● **DOCUMENT SEGMENT**
A Study to Assess the Safety, Tolerability, Pharmacokinetics and Pharmacodynamics of AZD5718 After Single and Multiple Ascending Dose Administration to Healthy Male Subjects

History of any clinically significant disease or disorder which, in the opinion of the Investigator, may either put the subject at risk because of participation in the study, or influence the results or the subject's ability to participate in the study

History or presence of gastrointestinal (GI), hepatic or renal disease, or any other condition known to interfere with absorption, distribution, metabolism, or excretion of drugs

Any clinically significant illness, medical/surgical procedure, or trauma within 4 weeks of the administration of investigational medicinal product (IMP)

Any clinically significant abnormalities in clinical chemistry, haematology, or urinalysis results at screening and check-in, as judged by the investigator, including:

• Alanine aminotransferase (ALT) > upper limit of normal (ULN);
• Aspartate aminotransferase (AST) > ULN;
• Bilirubin (total) > ULN; and
• Gamma glutamyl transpeptidase (GGT) > ULN

Any positive result on screening for serum hepatitis B surface antigen (HBsAg), hepatitis C antibody and human immunodeficiency virus (HIV)

[Records from a collection]
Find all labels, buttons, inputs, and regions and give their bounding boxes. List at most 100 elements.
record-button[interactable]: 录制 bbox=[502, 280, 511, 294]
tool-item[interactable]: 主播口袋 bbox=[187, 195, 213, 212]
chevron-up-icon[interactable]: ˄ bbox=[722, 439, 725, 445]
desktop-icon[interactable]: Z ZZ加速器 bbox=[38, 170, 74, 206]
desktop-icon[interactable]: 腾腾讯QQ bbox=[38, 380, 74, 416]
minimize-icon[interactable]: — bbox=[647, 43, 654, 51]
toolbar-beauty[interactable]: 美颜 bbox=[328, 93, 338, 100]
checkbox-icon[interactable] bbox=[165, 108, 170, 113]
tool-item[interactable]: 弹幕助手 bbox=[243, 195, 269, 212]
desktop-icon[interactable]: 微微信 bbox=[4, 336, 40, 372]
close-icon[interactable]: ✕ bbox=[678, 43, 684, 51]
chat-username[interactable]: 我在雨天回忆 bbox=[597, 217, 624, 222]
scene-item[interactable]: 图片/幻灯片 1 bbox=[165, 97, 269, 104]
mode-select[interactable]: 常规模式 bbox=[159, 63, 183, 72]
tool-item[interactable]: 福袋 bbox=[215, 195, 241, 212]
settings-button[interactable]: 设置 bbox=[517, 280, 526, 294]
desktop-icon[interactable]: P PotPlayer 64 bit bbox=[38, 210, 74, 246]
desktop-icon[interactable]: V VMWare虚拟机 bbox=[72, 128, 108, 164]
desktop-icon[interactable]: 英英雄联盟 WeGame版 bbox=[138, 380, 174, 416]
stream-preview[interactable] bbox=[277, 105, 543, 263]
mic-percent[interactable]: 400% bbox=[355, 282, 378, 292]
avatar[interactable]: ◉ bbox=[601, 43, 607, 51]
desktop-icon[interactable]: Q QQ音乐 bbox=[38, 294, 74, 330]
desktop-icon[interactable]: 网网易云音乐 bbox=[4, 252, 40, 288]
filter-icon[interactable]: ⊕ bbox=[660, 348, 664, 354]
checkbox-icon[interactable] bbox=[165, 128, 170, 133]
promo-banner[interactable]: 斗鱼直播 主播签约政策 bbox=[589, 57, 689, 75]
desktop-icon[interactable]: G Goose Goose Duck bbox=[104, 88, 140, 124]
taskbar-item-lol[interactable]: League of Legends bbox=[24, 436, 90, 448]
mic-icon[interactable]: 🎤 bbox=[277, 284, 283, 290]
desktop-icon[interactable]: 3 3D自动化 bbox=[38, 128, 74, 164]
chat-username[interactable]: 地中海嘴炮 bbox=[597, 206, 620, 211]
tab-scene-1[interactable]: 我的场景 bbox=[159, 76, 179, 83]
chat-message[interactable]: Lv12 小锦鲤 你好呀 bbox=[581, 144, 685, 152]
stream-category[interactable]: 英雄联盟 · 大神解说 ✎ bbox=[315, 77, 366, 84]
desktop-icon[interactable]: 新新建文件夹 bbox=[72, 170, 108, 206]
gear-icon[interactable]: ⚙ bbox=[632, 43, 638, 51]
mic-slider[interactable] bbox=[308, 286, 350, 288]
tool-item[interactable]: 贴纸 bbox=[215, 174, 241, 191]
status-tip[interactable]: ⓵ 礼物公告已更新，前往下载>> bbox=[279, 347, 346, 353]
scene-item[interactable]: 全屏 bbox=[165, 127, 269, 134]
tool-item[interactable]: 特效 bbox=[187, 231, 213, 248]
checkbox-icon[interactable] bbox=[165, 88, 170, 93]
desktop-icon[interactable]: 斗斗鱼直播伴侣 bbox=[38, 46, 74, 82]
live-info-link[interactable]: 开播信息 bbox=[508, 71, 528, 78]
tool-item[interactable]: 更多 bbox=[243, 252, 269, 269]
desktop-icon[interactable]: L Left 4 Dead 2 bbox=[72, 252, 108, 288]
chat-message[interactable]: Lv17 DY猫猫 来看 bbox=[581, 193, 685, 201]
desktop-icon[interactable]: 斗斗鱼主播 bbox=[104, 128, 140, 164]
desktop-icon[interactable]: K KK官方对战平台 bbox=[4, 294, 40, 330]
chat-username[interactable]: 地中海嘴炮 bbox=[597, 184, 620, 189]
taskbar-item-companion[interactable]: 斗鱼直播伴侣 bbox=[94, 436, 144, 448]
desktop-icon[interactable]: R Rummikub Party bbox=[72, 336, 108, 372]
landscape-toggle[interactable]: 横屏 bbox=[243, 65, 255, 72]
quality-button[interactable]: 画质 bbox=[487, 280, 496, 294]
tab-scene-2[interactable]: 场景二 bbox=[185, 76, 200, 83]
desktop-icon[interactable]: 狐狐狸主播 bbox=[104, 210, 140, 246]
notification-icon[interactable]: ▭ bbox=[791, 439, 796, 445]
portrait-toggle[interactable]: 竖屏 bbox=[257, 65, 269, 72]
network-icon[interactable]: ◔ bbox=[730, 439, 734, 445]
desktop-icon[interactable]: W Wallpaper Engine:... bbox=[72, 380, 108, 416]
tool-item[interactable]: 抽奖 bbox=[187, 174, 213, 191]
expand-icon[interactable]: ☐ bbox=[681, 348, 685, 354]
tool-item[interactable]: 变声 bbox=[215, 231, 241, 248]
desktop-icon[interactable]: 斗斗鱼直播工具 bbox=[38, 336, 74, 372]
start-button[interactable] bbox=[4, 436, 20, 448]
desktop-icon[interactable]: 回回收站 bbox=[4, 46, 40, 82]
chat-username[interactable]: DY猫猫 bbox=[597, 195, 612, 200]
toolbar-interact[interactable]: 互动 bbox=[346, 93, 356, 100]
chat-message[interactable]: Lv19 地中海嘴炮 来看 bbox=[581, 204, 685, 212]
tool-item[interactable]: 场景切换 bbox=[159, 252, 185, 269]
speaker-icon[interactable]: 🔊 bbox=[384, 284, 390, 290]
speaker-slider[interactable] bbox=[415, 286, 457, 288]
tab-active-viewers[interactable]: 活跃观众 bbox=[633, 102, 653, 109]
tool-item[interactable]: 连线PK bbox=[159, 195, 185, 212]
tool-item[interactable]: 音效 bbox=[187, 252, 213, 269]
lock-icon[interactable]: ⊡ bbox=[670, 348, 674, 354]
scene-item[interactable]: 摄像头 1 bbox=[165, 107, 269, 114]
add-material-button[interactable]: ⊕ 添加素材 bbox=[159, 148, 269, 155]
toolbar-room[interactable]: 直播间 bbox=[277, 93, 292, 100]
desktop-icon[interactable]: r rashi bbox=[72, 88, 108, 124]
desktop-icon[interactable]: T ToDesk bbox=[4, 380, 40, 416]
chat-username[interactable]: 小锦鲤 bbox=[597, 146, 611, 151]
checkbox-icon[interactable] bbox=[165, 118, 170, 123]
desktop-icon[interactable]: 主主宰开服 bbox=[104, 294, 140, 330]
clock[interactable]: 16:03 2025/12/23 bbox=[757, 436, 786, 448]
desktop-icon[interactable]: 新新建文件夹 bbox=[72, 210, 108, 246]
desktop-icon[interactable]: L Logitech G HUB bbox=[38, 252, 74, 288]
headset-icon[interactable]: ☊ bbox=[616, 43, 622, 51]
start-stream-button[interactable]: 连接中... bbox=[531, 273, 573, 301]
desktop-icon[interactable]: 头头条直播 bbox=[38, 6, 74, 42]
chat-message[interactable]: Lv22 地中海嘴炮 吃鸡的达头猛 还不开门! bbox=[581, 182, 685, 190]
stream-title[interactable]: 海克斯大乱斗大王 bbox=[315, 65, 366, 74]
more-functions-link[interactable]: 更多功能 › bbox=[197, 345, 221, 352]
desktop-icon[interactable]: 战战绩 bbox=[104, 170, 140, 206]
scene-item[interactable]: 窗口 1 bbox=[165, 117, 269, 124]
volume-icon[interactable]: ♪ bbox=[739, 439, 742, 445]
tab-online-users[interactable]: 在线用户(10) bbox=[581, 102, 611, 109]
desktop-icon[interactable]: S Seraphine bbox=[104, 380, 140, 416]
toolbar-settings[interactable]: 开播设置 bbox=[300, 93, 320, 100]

● **TASK SET**
A: In the AZD5718 study text, within how many weeks of administering the investigational medicinal product does a clinically significant illness, medical/surgical procedure, or trauma apply?
B: Print the part of the AZD5718 study text that opens with the words containing "History of any" and closes with "medicinal product (IMP)".

● **TASK-BY-TASK ANSWERS**
A: Within 4 weeks.

B:
History of any clinically significant disease or disorder which, in the opinion of the Investigator, may either put the subject at risk because of participation in the study, or influence the results or the subject's ability to participate in the study

History or presence of gastrointestinal (GI), hepatic or renal disease, or any other condition known to interfere with absorption, distribution, metabolism, or excretion of drugs

Any clinically significant illness, medical/surgical procedure, or trauma within 4 weeks of the administration of investigational medicinal product (IMP)